» Problem description
Reproduce each of the rows unchanged.

>> Start

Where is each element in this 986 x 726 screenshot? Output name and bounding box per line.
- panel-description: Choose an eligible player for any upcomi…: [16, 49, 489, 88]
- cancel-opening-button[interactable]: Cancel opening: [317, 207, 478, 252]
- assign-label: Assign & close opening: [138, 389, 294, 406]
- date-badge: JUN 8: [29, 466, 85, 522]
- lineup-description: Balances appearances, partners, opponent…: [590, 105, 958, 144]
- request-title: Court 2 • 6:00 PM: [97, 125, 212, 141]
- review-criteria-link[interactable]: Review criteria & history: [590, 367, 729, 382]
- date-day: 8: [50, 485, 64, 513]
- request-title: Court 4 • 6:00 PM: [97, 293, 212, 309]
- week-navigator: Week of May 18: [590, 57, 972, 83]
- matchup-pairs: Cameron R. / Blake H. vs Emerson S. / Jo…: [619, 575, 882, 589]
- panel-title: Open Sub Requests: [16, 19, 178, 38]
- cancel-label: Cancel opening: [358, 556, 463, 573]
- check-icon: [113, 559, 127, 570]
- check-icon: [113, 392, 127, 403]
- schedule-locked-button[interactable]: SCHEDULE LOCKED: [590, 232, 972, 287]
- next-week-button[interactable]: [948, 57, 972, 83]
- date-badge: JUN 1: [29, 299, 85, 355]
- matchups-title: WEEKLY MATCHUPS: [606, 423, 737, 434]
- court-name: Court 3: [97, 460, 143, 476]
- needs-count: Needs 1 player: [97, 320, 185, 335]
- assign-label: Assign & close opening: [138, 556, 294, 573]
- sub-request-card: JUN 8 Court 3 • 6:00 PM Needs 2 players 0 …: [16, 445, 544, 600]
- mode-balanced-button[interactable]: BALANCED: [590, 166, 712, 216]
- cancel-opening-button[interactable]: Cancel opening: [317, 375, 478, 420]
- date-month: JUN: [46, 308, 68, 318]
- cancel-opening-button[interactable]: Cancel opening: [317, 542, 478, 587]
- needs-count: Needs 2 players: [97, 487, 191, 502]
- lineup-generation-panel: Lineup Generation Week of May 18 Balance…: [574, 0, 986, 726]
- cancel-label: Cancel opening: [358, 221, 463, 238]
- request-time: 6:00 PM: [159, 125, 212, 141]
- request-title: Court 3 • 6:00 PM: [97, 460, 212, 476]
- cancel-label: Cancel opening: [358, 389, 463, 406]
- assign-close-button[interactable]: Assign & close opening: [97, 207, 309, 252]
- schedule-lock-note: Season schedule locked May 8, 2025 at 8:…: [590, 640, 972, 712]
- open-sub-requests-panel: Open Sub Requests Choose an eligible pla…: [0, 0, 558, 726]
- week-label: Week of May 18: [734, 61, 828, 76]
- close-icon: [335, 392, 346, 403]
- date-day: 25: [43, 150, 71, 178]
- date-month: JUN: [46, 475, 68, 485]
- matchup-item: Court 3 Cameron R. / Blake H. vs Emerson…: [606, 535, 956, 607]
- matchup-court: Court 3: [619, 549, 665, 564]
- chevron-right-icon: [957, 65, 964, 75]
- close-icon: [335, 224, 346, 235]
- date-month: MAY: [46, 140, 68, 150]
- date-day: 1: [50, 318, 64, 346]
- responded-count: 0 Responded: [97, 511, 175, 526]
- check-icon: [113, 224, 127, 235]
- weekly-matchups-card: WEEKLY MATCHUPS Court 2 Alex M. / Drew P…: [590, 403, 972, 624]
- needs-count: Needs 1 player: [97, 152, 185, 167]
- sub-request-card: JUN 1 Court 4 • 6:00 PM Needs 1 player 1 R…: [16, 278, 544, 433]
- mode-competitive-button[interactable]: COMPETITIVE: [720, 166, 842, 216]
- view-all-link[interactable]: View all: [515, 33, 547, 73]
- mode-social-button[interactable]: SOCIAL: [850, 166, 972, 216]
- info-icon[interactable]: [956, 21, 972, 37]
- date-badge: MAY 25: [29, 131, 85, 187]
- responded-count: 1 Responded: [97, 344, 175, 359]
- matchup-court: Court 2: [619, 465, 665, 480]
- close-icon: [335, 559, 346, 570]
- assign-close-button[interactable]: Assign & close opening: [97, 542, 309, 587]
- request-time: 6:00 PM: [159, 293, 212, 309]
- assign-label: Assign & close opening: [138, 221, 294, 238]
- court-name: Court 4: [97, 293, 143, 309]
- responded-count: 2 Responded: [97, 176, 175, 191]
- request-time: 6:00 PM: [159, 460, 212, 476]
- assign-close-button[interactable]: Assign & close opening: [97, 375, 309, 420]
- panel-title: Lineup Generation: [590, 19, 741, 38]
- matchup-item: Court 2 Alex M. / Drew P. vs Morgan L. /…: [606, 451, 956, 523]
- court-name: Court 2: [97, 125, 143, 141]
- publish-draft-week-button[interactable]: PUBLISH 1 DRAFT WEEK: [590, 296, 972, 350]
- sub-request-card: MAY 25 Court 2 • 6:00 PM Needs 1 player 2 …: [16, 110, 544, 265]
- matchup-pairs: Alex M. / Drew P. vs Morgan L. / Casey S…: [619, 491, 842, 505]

>> End

» Complete response
Where is each element in this 986 x 726 screenshot? Output name and bounding box per line.
- panel-description: Choose an eligible player for any upcomi…: [16, 49, 489, 88]
- cancel-opening-button[interactable]: Cancel opening: [317, 207, 478, 252]
- assign-label: Assign & close opening: [138, 389, 294, 406]
- date-badge: JUN 8: [29, 466, 85, 522]
- lineup-description: Balances appearances, partners, opponent…: [590, 105, 958, 144]
- request-title: Court 2 • 6:00 PM: [97, 125, 212, 141]
- review-criteria-link[interactable]: Review criteria & history: [590, 367, 729, 382]
- date-day: 8: [50, 485, 64, 513]
- request-title: Court 4 • 6:00 PM: [97, 293, 212, 309]
- week-navigator: Week of May 18: [590, 57, 972, 83]
- matchup-pairs: Cameron R. / Blake H. vs Emerson S. / Jo…: [619, 575, 882, 589]
- panel-title: Open Sub Requests: [16, 19, 178, 38]
- cancel-label: Cancel opening: [358, 556, 463, 573]
- check-icon: [113, 559, 127, 570]
- check-icon: [113, 392, 127, 403]
- schedule-locked-button[interactable]: SCHEDULE LOCKED: [590, 232, 972, 287]
- next-week-button[interactable]: [948, 57, 972, 83]
- date-badge: JUN 1: [29, 299, 85, 355]
- matchups-title: WEEKLY MATCHUPS: [606, 423, 737, 434]
- court-name: Court 3: [97, 460, 143, 476]
- needs-count: Needs 1 player: [97, 320, 185, 335]
- assign-label: Assign & close opening: [138, 556, 294, 573]
- sub-request-card: JUN 8 Court 3 • 6:00 PM Needs 2 players 0 …: [16, 445, 544, 600]
- mode-balanced-button[interactable]: BALANCED: [590, 166, 712, 216]
- cancel-opening-button[interactable]: Cancel opening: [317, 375, 478, 420]
- date-month: JUN: [46, 308, 68, 318]
- cancel-opening-button[interactable]: Cancel opening: [317, 542, 478, 587]
- needs-count: Needs 2 players: [97, 487, 191, 502]
- lineup-generation-panel: Lineup Generation Week of May 18 Balance…: [574, 0, 986, 726]
- cancel-label: Cancel opening: [358, 221, 463, 238]
- request-time: 6:00 PM: [159, 125, 212, 141]
- request-title: Court 3 • 6:00 PM: [97, 460, 212, 476]
- cancel-label: Cancel opening: [358, 389, 463, 406]
- assign-close-button[interactable]: Assign & close opening: [97, 207, 309, 252]
- schedule-lock-note: Season schedule locked May 8, 2025 at 8:…: [590, 640, 972, 712]
- open-sub-requests-panel: Open Sub Requests Choose an eligible pla…: [0, 0, 558, 726]
- week-label: Week of May 18: [734, 61, 828, 76]
- close-icon: [335, 392, 346, 403]
- date-day: 25: [43, 150, 71, 178]
- date-month: JUN: [46, 475, 68, 485]
- matchup-item: Court 3 Cameron R. / Blake H. vs Emerson…: [606, 535, 956, 607]
- matchup-court: Court 3: [619, 549, 665, 564]
- chevron-right-icon: [957, 65, 964, 75]
- close-icon: [335, 224, 346, 235]
- date-month: MAY: [46, 140, 68, 150]
- date-day: 1: [50, 318, 64, 346]
- responded-count: 0 Responded: [97, 511, 175, 526]
- check-icon: [113, 224, 127, 235]
- weekly-matchups-card: WEEKLY MATCHUPS Court 2 Alex M. / Drew P…: [590, 403, 972, 624]
- needs-count: Needs 1 player: [97, 152, 185, 167]
- sub-request-card: JUN 1 Court 4 • 6:00 PM Needs 1 player 1 R…: [16, 278, 544, 433]
- mode-competitive-button[interactable]: COMPETITIVE: [720, 166, 842, 216]
- view-all-link[interactable]: View all: [515, 33, 547, 73]
- mode-social-button[interactable]: SOCIAL: [850, 166, 972, 216]
- info-icon[interactable]: [956, 21, 972, 37]
- date-badge: MAY 25: [29, 131, 85, 187]
- responded-count: 1 Responded: [97, 344, 175, 359]
- matchup-court: Court 2: [619, 465, 665, 480]
- close-icon: [335, 559, 346, 570]
- assign-close-button[interactable]: Assign & close opening: [97, 542, 309, 587]
- request-time: 6:00 PM: [159, 293, 212, 309]
- assign-label: Assign & close opening: [138, 221, 294, 238]
- court-name: Court 4: [97, 293, 143, 309]
- responded-count: 2 Responded: [97, 176, 175, 191]
- request-time: 6:00 PM: [159, 460, 212, 476]
- assign-close-button[interactable]: Assign & close opening: [97, 375, 309, 420]
- panel-title: Lineup Generation: [590, 19, 741, 38]
- matchup-item: Court 2 Alex M. / Drew P. vs Morgan L. /…: [606, 451, 956, 523]
- court-name: Court 2: [97, 125, 143, 141]
- publish-draft-week-button[interactable]: PUBLISH 1 DRAFT WEEK: [590, 296, 972, 350]
- sub-request-card: MAY 25 Court 2 • 6:00 PM Needs 1 player 2 …: [16, 110, 544, 265]
- matchup-pairs: Alex M. / Drew P. vs Morgan L. / Casey S…: [619, 491, 842, 505]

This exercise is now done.